WHAT NEEDS TO BE DONE → Pull every "регистрацию" line out of the data below.
● ● ● ●
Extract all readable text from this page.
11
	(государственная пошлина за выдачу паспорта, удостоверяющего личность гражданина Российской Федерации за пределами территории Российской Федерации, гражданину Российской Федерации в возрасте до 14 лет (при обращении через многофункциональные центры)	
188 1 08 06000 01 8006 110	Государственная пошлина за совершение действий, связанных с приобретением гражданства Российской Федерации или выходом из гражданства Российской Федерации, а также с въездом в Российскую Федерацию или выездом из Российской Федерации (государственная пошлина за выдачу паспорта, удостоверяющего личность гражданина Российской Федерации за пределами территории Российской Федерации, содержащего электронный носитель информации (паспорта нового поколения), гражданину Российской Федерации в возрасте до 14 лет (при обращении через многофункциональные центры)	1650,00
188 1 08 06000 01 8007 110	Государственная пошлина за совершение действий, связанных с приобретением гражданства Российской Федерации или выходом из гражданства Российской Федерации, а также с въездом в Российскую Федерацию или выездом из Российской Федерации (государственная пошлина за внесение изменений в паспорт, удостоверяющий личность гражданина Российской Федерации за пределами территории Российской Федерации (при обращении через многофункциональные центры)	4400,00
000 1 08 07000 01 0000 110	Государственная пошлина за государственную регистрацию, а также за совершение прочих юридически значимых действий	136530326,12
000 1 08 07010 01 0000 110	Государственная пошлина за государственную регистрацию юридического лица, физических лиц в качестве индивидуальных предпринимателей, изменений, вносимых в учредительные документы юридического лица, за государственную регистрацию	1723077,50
● ● ● ●
FINAL RESULT →
000 1 08 07000 01 0000 110	Государственная пошлина за государственную регистрацию, а также за совершение прочих юридически значимых действий	136530326,12
000 1 08 07010 01 0000 110	Государственная пошлина за государственную регистрацию юридического лица, физических лиц в качестве индивидуальных предпринимателей, изменений, вносимых в учредительные документы юридического лица, за государственную регистрацию	1723077,50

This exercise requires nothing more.